§ What you are asked to do: Copy each record exactly as it reads, leaving out any pictures it holds.

[Stored dataset items]
━━━

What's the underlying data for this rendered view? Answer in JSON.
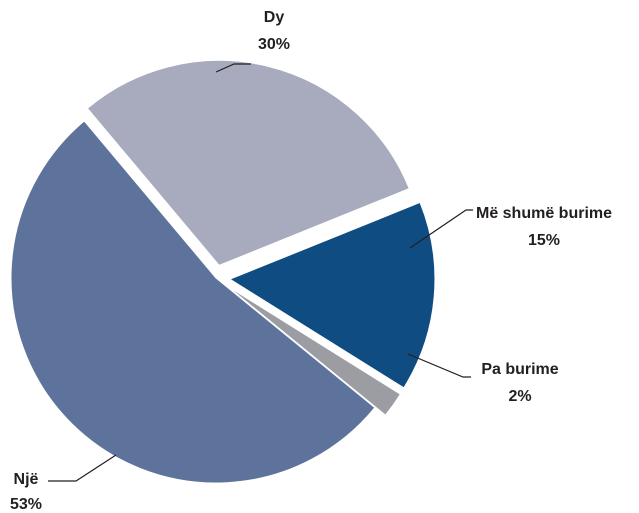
{
  "chart_data": {
    "type": "pie",
    "title": "",
    "exploded": true,
    "slices": [
      {
        "name": "Më shumë burime",
        "value": 15,
        "label": "Më shumë burime",
        "pct_label": "15%",
        "color": "#0f4c81"
      },
      {
        "name": "Pa burime",
        "value": 2,
        "label": "Pa burime",
        "pct_label": "2%",
        "color": "#9b9da3"
      },
      {
        "name": "Një",
        "value": 53,
        "label": "Një",
        "pct_label": "53%",
        "color": "#5e739c"
      },
      {
        "name": "Dy",
        "value": 30,
        "label": "Dy",
        "pct_label": "30%",
        "color": "#a8abbe"
      }
    ]
  }
}
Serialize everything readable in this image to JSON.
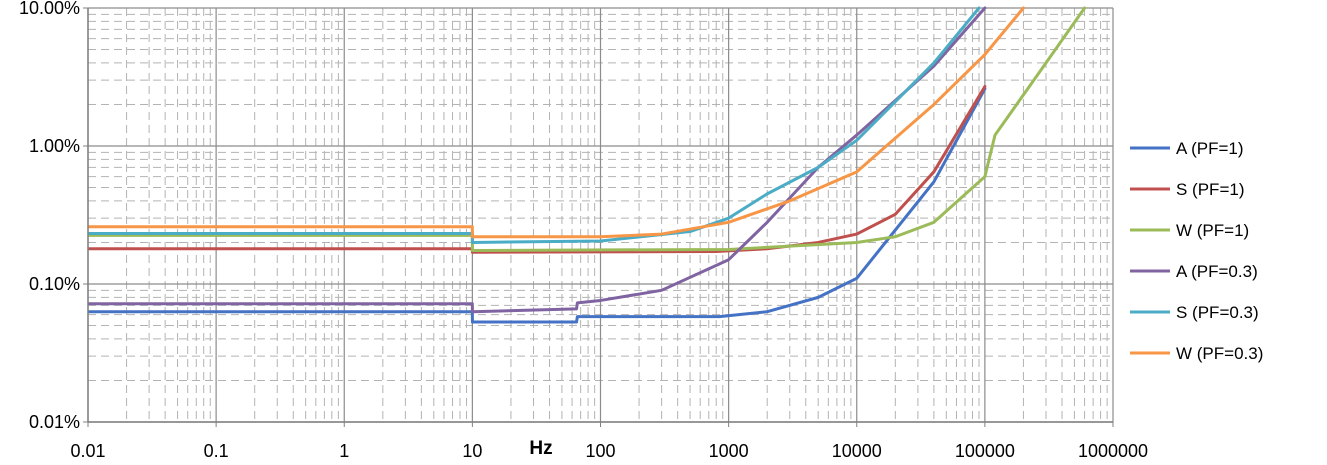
{
  "chart_data": {
    "type": "line",
    "x_scale": "log",
    "y_scale": "log",
    "xlabel": "Hz",
    "ylabel": "",
    "xlim": [
      0.01,
      1000000
    ],
    "ylim": [
      0.01,
      10
    ],
    "x_tick_labels": [
      "0.01",
      "0.1",
      "1",
      "10",
      "100",
      "1000",
      "10000",
      "100000",
      "1000000"
    ],
    "y_tick_labels": [
      "0.01%",
      "0.10%",
      "1.00%",
      "10.00%"
    ],
    "grid": "major solid, minor dashed",
    "legend_position": "right",
    "series": [
      {
        "name": "A (PF=1)",
        "color": "#4472C4",
        "points": [
          [
            0.01,
            0.063
          ],
          [
            9.99,
            0.063
          ],
          [
            10.01,
            0.053
          ],
          [
            65,
            0.053
          ],
          [
            66,
            0.058
          ],
          [
            850,
            0.058
          ],
          [
            2000,
            0.063
          ],
          [
            5000,
            0.08
          ],
          [
            10000,
            0.11
          ],
          [
            40000,
            0.55
          ],
          [
            100000,
            2.6
          ]
        ]
      },
      {
        "name": "S (PF=1)",
        "color": "#C0504D",
        "points": [
          [
            0.01,
            0.18
          ],
          [
            9.99,
            0.18
          ],
          [
            10.01,
            0.17
          ],
          [
            800,
            0.172
          ],
          [
            2000,
            0.18
          ],
          [
            5000,
            0.2
          ],
          [
            10000,
            0.23
          ],
          [
            20000,
            0.32
          ],
          [
            40000,
            0.65
          ],
          [
            100000,
            2.7
          ]
        ]
      },
      {
        "name": "W (PF=1)",
        "color": "#9BBB59",
        "points": [
          [
            0.01,
            0.225
          ],
          [
            9.99,
            0.225
          ],
          [
            10.01,
            0.175
          ],
          [
            1000,
            0.178
          ],
          [
            3000,
            0.188
          ],
          [
            10000,
            0.2
          ],
          [
            20000,
            0.22
          ],
          [
            40000,
            0.28
          ],
          [
            100000,
            0.6
          ],
          [
            120000,
            1.2
          ],
          [
            300000,
            4
          ],
          [
            600000,
            10
          ]
        ]
      },
      {
        "name": "A (PF=0.3)",
        "color": "#8064A2",
        "points": [
          [
            0.01,
            0.072
          ],
          [
            9.99,
            0.072
          ],
          [
            10.01,
            0.063
          ],
          [
            65,
            0.066
          ],
          [
            66,
            0.073
          ],
          [
            100,
            0.076
          ],
          [
            300,
            0.09
          ],
          [
            1000,
            0.15
          ],
          [
            2000,
            0.28
          ],
          [
            5000,
            0.7
          ],
          [
            10000,
            1.2
          ],
          [
            40000,
            3.8
          ],
          [
            100000,
            10
          ]
        ]
      },
      {
        "name": "S (PF=0.3)",
        "color": "#4BACC6",
        "points": [
          [
            0.01,
            0.232
          ],
          [
            9.99,
            0.232
          ],
          [
            10.01,
            0.2
          ],
          [
            100,
            0.205
          ],
          [
            500,
            0.24
          ],
          [
            1000,
            0.3
          ],
          [
            2000,
            0.45
          ],
          [
            5000,
            0.7
          ],
          [
            10000,
            1.1
          ],
          [
            40000,
            4
          ],
          [
            90000,
            10
          ]
        ]
      },
      {
        "name": "W (PF=0.3)",
        "color": "#F79646",
        "points": [
          [
            0.01,
            0.26
          ],
          [
            9.99,
            0.26
          ],
          [
            10.01,
            0.22
          ],
          [
            100,
            0.22
          ],
          [
            300,
            0.23
          ],
          [
            1000,
            0.28
          ],
          [
            3000,
            0.4
          ],
          [
            10000,
            0.65
          ],
          [
            40000,
            2
          ],
          [
            100000,
            4.6
          ],
          [
            200000,
            10
          ]
        ]
      }
    ]
  }
}
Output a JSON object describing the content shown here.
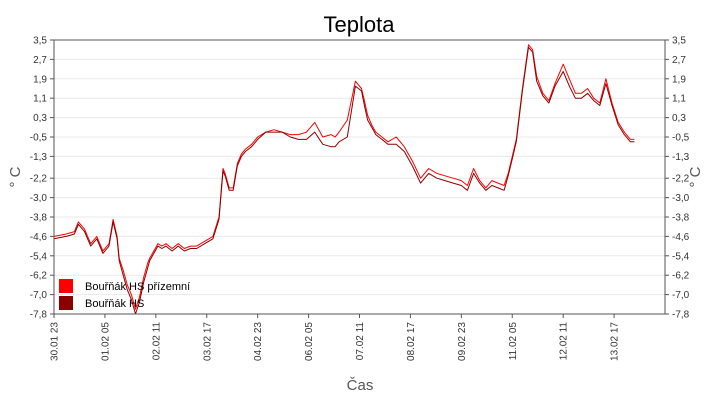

━━━

§ Result:
What's the underlying data for this rendered view? Answer in JSON.
{
  "chart_data": {
    "type": "pie",
    "title": "",
    "exploded": true,
    "slices": [
      {
        "name": "Më shumë burime",
        "value": 15,
        "label": "Më shumë burime",
        "pct_label": "15%",
        "color": "#0f4c81"
      },
      {
        "name": "Pa burime",
        "value": 2,
        "label": "Pa burime",
        "pct_label": "2%",
        "color": "#9b9da3"
      },
      {
        "name": "Një",
        "value": 53,
        "label": "Një",
        "pct_label": "53%",
        "color": "#5e739c"
      },
      {
        "name": "Dy",
        "value": 30,
        "label": "Dy",
        "pct_label": "30%",
        "color": "#a8abbe"
      }
    ]
  }
}
Serialize everything readable in this image to JSON.
{
  "chart_data": {
    "type": "line",
    "x_scale": "log",
    "y_scale": "log",
    "xlabel": "Hz",
    "ylabel": "",
    "xlim": [
      0.01,
      1000000
    ],
    "ylim": [
      0.01,
      10
    ],
    "x_tick_labels": [
      "0.01",
      "0.1",
      "1",
      "10",
      "100",
      "1000",
      "10000",
      "100000",
      "1000000"
    ],
    "y_tick_labels": [
      "0.01%",
      "0.10%",
      "1.00%",
      "10.00%"
    ],
    "grid": "major solid, minor dashed",
    "legend_position": "right",
    "series": [
      {
        "name": "A (PF=1)",
        "color": "#4472C4",
        "points": [
          [
            0.01,
            0.063
          ],
          [
            9.99,
            0.063
          ],
          [
            10.01,
            0.053
          ],
          [
            65,
            0.053
          ],
          [
            66,
            0.058
          ],
          [
            850,
            0.058
          ],
          [
            2000,
            0.063
          ],
          [
            5000,
            0.08
          ],
          [
            10000,
            0.11
          ],
          [
            40000,
            0.55
          ],
          [
            100000,
            2.6
          ]
        ]
      },
      {
        "name": "S (PF=1)",
        "color": "#C0504D",
        "points": [
          [
            0.01,
            0.18
          ],
          [
            9.99,
            0.18
          ],
          [
            10.01,
            0.17
          ],
          [
            800,
            0.172
          ],
          [
            2000,
            0.18
          ],
          [
            5000,
            0.2
          ],
          [
            10000,
            0.23
          ],
          [
            20000,
            0.32
          ],
          [
            40000,
            0.65
          ],
          [
            100000,
            2.7
          ]
        ]
      },
      {
        "name": "W (PF=1)",
        "color": "#9BBB59",
        "points": [
          [
            0.01,
            0.225
          ],
          [
            9.99,
            0.225
          ],
          [
            10.01,
            0.175
          ],
          [
            1000,
            0.178
          ],
          [
            3000,
            0.188
          ],
          [
            10000,
            0.2
          ],
          [
            20000,
            0.22
          ],
          [
            40000,
            0.28
          ],
          [
            100000,
            0.6
          ],
          [
            120000,
            1.2
          ],
          [
            300000,
            4
          ],
          [
            600000,
            10
          ]
        ]
      },
      {
        "name": "A (PF=0.3)",
        "color": "#8064A2",
        "points": [
          [
            0.01,
            0.072
          ],
          [
            9.99,
            0.072
          ],
          [
            10.01,
            0.063
          ],
          [
            65,
            0.066
          ],
          [
            66,
            0.073
          ],
          [
            100,
            0.076
          ],
          [
            300,
            0.09
          ],
          [
            1000,
            0.15
          ],
          [
            2000,
            0.28
          ],
          [
            5000,
            0.7
          ],
          [
            10000,
            1.2
          ],
          [
            40000,
            3.8
          ],
          [
            100000,
            10
          ]
        ]
      },
      {
        "name": "S (PF=0.3)",
        "color": "#4BACC6",
        "points": [
          [
            0.01,
            0.232
          ],
          [
            9.99,
            0.232
          ],
          [
            10.01,
            0.2
          ],
          [
            100,
            0.205
          ],
          [
            500,
            0.24
          ],
          [
            1000,
            0.3
          ],
          [
            2000,
            0.45
          ],
          [
            5000,
            0.7
          ],
          [
            10000,
            1.1
          ],
          [
            40000,
            4
          ],
          [
            90000,
            10
          ]
        ]
      },
      {
        "name": "W (PF=0.3)",
        "color": "#F79646",
        "points": [
          [
            0.01,
            0.26
          ],
          [
            9.99,
            0.26
          ],
          [
            10.01,
            0.22
          ],
          [
            100,
            0.22
          ],
          [
            300,
            0.23
          ],
          [
            1000,
            0.28
          ],
          [
            3000,
            0.4
          ],
          [
            10000,
            0.65
          ],
          [
            40000,
            2
          ],
          [
            100000,
            4.6
          ],
          [
            200000,
            10
          ]
        ]
      }
    ]
  }
}
Output a JSON object describing the content shown here.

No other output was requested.